Exercise prompt
Track down every line below that holds "this" and copy it.

--- --- ---

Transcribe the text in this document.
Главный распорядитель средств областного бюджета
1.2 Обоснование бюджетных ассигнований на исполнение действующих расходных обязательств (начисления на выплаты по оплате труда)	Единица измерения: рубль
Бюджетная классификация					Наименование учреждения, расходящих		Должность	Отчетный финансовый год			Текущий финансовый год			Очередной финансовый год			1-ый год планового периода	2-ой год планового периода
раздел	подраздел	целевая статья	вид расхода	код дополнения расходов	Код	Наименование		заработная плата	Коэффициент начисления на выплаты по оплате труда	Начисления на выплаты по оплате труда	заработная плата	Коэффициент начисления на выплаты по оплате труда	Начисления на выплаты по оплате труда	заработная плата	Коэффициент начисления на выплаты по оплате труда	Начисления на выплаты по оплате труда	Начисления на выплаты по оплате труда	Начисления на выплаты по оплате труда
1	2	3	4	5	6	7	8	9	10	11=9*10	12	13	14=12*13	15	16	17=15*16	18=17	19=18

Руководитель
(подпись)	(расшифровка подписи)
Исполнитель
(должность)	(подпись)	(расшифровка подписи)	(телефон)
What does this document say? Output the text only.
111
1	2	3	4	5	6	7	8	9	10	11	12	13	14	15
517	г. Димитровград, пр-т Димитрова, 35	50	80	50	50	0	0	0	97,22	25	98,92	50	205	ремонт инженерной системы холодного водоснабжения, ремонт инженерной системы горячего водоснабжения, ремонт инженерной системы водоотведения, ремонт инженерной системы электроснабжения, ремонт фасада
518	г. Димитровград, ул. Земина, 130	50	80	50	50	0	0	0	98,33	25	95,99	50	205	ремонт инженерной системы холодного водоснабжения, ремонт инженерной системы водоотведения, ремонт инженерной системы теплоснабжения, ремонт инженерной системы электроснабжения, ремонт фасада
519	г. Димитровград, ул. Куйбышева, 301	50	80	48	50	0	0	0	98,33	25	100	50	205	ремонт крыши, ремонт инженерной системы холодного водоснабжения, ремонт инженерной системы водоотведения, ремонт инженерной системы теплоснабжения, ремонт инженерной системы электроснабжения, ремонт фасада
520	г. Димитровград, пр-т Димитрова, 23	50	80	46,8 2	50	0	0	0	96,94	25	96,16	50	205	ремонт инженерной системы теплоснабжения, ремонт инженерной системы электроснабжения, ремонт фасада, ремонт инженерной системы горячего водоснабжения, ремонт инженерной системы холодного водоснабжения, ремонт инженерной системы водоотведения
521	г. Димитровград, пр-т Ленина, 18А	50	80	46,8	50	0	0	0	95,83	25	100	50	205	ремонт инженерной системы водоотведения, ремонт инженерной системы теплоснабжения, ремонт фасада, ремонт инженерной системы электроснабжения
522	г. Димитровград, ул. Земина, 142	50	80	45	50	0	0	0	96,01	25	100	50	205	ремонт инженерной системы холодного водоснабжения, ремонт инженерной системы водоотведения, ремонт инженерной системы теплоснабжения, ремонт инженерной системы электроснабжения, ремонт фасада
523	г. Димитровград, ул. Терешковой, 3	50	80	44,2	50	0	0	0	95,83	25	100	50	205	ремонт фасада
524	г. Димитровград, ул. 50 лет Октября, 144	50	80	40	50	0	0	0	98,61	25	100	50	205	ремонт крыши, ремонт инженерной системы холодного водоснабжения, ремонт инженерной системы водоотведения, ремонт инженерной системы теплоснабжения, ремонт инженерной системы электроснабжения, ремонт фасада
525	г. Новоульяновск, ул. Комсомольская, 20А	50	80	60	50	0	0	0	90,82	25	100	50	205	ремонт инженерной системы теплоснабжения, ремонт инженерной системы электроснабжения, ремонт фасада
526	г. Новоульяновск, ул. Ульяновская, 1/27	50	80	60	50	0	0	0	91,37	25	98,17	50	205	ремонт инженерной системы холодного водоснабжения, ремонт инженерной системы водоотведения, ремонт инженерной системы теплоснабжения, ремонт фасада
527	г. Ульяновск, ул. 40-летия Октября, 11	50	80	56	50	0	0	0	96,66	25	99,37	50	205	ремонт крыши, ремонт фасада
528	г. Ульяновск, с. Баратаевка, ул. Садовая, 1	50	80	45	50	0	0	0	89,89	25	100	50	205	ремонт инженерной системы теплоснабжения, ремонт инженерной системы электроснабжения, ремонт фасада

--- --- ---

Exercise output
Transcribe the text in this document.
What does this document say? Output the text only.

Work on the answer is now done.